Collected data entries:
------------------------------

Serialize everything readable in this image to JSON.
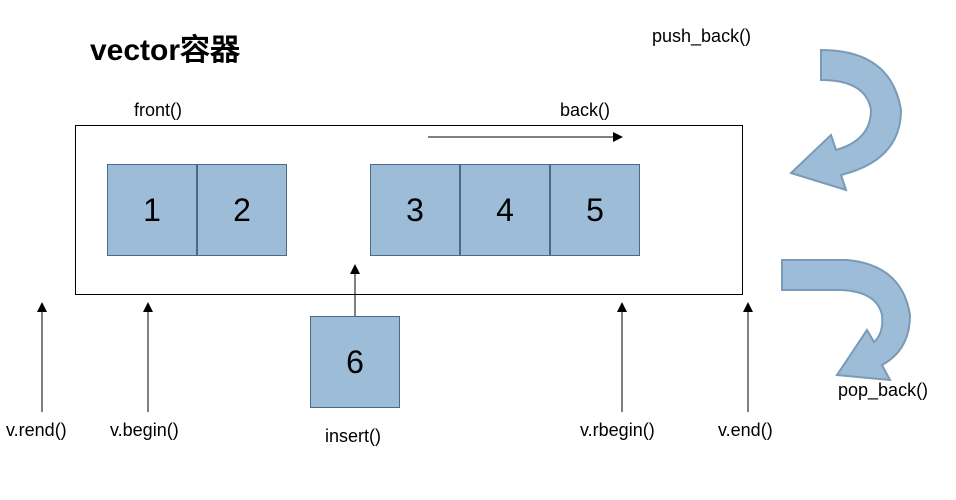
{
  "title": "vector容器",
  "cells": {
    "c1": "1",
    "c2": "2",
    "c3": "3",
    "c4": "4",
    "c5": "5",
    "c6": "6"
  },
  "labels": {
    "front": "front()",
    "back": "back()",
    "push_back": "push_back()",
    "pop_back": "pop_back()",
    "vrend": "v.rend()",
    "vbegin": "v.begin()",
    "insert": "insert()",
    "vrbegin": "v.rbegin()",
    "vend": "v.end()"
  },
  "colors": {
    "cell_fill": "#9dbcd8",
    "cell_border": "#4a6a8a",
    "curved_arrow_fill": "#9dbcd8",
    "curved_arrow_stroke": "#7a9ab6"
  }
}
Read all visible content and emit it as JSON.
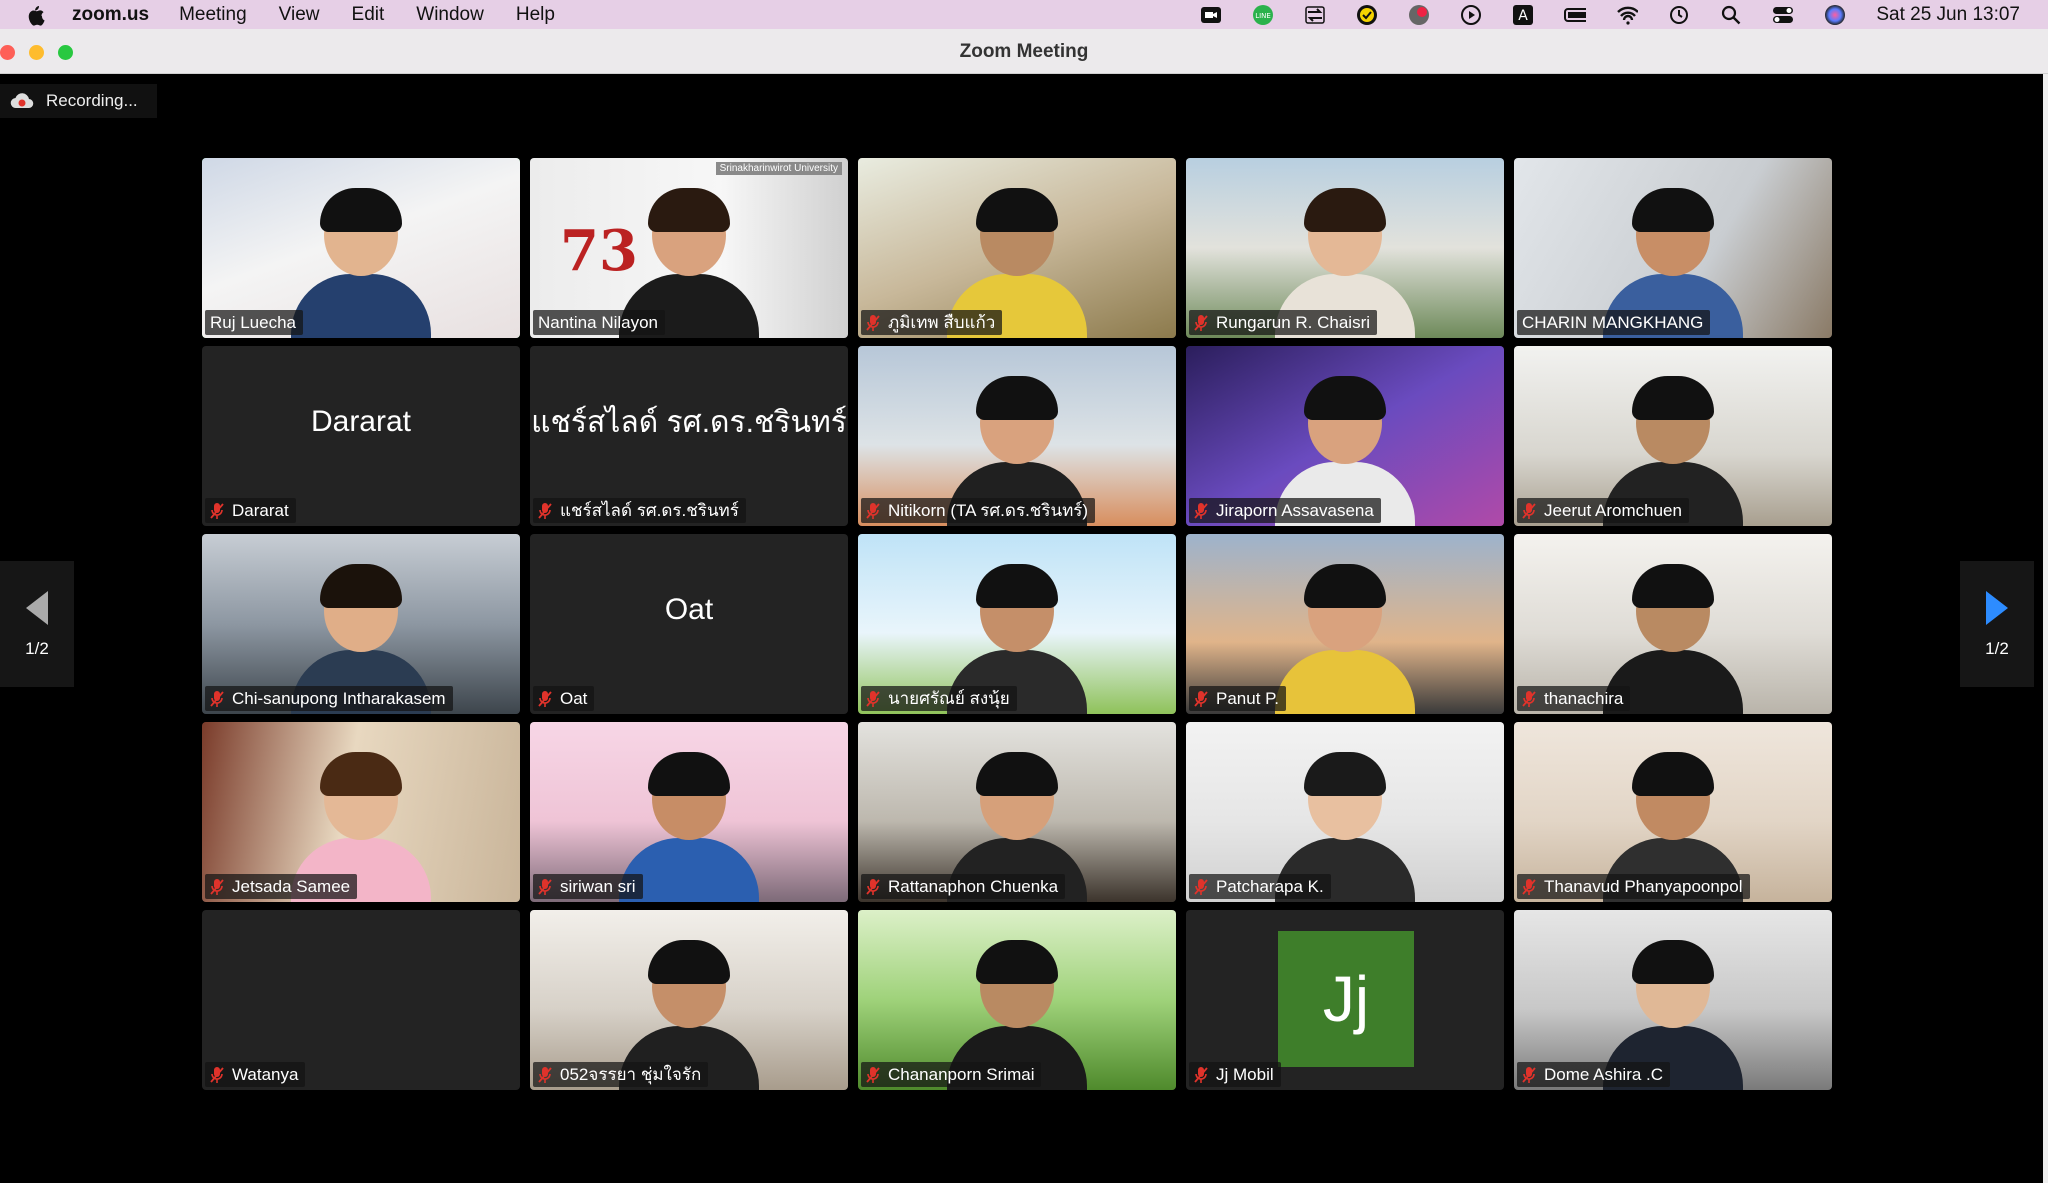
{
  "menubar": {
    "app_name": "zoom.us",
    "menus": [
      "Meeting",
      "View",
      "Edit",
      "Window",
      "Help"
    ],
    "clock": "Sat 25 Jun  13:07"
  },
  "window": {
    "title": "Zoom Meeting"
  },
  "recording": {
    "label": "Recording..."
  },
  "pager": {
    "left_label": "1/2",
    "right_label": "1/2"
  },
  "colors": {
    "active_border": "#4fd46a",
    "nav_arrow_right": "#2d8cff",
    "avatar_jj": "#3e7e2a"
  },
  "participants": [
    {
      "name": "Ruj Luecha",
      "muted": false,
      "video": true,
      "active": true
    },
    {
      "name": "Nantina Nilayon",
      "muted": false,
      "video": true,
      "banner": "Srinakharinwirot University",
      "badge": "73"
    },
    {
      "name": "ภูมิเทพ สืบแก้ว",
      "muted": true,
      "video": true
    },
    {
      "name": "Rungarun R. Chaisri",
      "muted": true,
      "video": true
    },
    {
      "name": "CHARIN MANGKHANG",
      "muted": false,
      "video": true
    },
    {
      "name": "Dararat",
      "muted": true,
      "video": false,
      "display": "Dararat"
    },
    {
      "name": "แชร์สไลด์ รศ.ดร.ชรินทร์",
      "muted": true,
      "video": false,
      "display": "แชร์สไลด์ รศ.ดร.ชรินทร์"
    },
    {
      "name": "Nitikorn (TA รศ.ดร.ชรินทร์)",
      "muted": true,
      "video": true
    },
    {
      "name": "Jiraporn Assavasena",
      "muted": true,
      "video": true
    },
    {
      "name": "Jeerut Aromchuen",
      "muted": true,
      "video": true
    },
    {
      "name": "Chi-sanupong Intharakasem",
      "muted": true,
      "video": true
    },
    {
      "name": "Oat",
      "muted": true,
      "video": false,
      "display": "Oat"
    },
    {
      "name": "นายศรัณย์ สงนุ้ย",
      "muted": true,
      "video": true
    },
    {
      "name": "Panut P.",
      "muted": true,
      "video": true
    },
    {
      "name": "thanachira",
      "muted": true,
      "video": true
    },
    {
      "name": "Jetsada Samee",
      "muted": true,
      "video": true
    },
    {
      "name": "siriwan sri",
      "muted": true,
      "video": true
    },
    {
      "name": "Rattanaphon Chuenka",
      "muted": true,
      "video": true
    },
    {
      "name": "Patcharapa K.",
      "muted": true,
      "video": true
    },
    {
      "name": "Thanavud Phanyapoonpol",
      "muted": true,
      "video": true
    },
    {
      "name": "Watanya",
      "muted": true,
      "video": false,
      "display": ""
    },
    {
      "name": "052จรรยา ชุ่มใจรัก",
      "muted": true,
      "video": true
    },
    {
      "name": "Chananporn Srimai",
      "muted": true,
      "video": true
    },
    {
      "name": "Jj Mobil",
      "muted": true,
      "video": false,
      "avatar": "Jj"
    },
    {
      "name": "Dome Ashira .C",
      "muted": true,
      "video": true
    }
  ]
}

------------------------------

# TASK STATEMENT
Copy all the records above exactly, but leave out the pictures.

# CORRECT RESULT
Serialize everything readable in this image to JSON.
{
  "title": "vector容器",
  "cells": {
    "c1": "1",
    "c2": "2",
    "c3": "3",
    "c4": "4",
    "c5": "5",
    "c6": "6"
  },
  "labels": {
    "front": "front()",
    "back": "back()",
    "push_back": "push_back()",
    "pop_back": "pop_back()",
    "vrend": "v.rend()",
    "vbegin": "v.begin()",
    "insert": "insert()",
    "vrbegin": "v.rbegin()",
    "vend": "v.end()"
  },
  "colors": {
    "cell_fill": "#9dbcd8",
    "cell_border": "#4a6a8a",
    "curved_arrow_fill": "#9dbcd8",
    "curved_arrow_stroke": "#7a9ab6"
  }
}
Read all visible content and emit it as JSON.
{
  "menubar": {
    "app_name": "zoom.us",
    "menus": [
      "Meeting",
      "View",
      "Edit",
      "Window",
      "Help"
    ],
    "clock": "Sat 25 Jun  13:07"
  },
  "window": {
    "title": "Zoom Meeting"
  },
  "recording": {
    "label": "Recording..."
  },
  "pager": {
    "left_label": "1/2",
    "right_label": "1/2"
  },
  "colors": {
    "active_border": "#4fd46a",
    "nav_arrow_right": "#2d8cff",
    "avatar_jj": "#3e7e2a"
  },
  "participants": [
    {
      "name": "Ruj Luecha",
      "muted": false,
      "video": true,
      "active": true
    },
    {
      "name": "Nantina Nilayon",
      "muted": false,
      "video": true,
      "banner": "Srinakharinwirot University",
      "badge": "73"
    },
    {
      "name": "ภูมิเทพ สืบแก้ว",
      "muted": true,
      "video": true
    },
    {
      "name": "Rungarun R. Chaisri",
      "muted": true,
      "video": true
    },
    {
      "name": "CHARIN MANGKHANG",
      "muted": false,
      "video": true
    },
    {
      "name": "Dararat",
      "muted": true,
      "video": false,
      "display": "Dararat"
    },
    {
      "name": "แชร์สไลด์ รศ.ดร.ชรินทร์",
      "muted": true,
      "video": false,
      "display": "แชร์สไลด์ รศ.ดร.ชรินทร์"
    },
    {
      "name": "Nitikorn (TA รศ.ดร.ชรินทร์)",
      "muted": true,
      "video": true
    },
    {
      "name": "Jiraporn Assavasena",
      "muted": true,
      "video": true
    },
    {
      "name": "Jeerut Aromchuen",
      "muted": true,
      "video": true
    },
    {
      "name": "Chi-sanupong Intharakasem",
      "muted": true,
      "video": true
    },
    {
      "name": "Oat",
      "muted": true,
      "video": false,
      "display": "Oat"
    },
    {
      "name": "นายศรัณย์ สงนุ้ย",
      "muted": true,
      "video": true
    },
    {
      "name": "Panut P.",
      "muted": true,
      "video": true
    },
    {
      "name": "thanachira",
      "muted": true,
      "video": true
    },
    {
      "name": "Jetsada Samee",
      "muted": true,
      "video": true
    },
    {
      "name": "siriwan sri",
      "muted": true,
      "video": true
    },
    {
      "name": "Rattanaphon Chuenka",
      "muted": true,
      "video": true
    },
    {
      "name": "Patcharapa K.",
      "muted": true,
      "video": true
    },
    {
      "name": "Thanavud Phanyapoonpol",
      "muted": true,
      "video": true
    },
    {
      "name": "Watanya",
      "muted": true,
      "video": false,
      "display": ""
    },
    {
      "name": "052จรรยา ชุ่มใจรัก",
      "muted": true,
      "video": true
    },
    {
      "name": "Chananporn Srimai",
      "muted": true,
      "video": true
    },
    {
      "name": "Jj Mobil",
      "muted": true,
      "video": false,
      "avatar": "Jj"
    },
    {
      "name": "Dome Ashira .C",
      "muted": true,
      "video": true
    }
  ]
}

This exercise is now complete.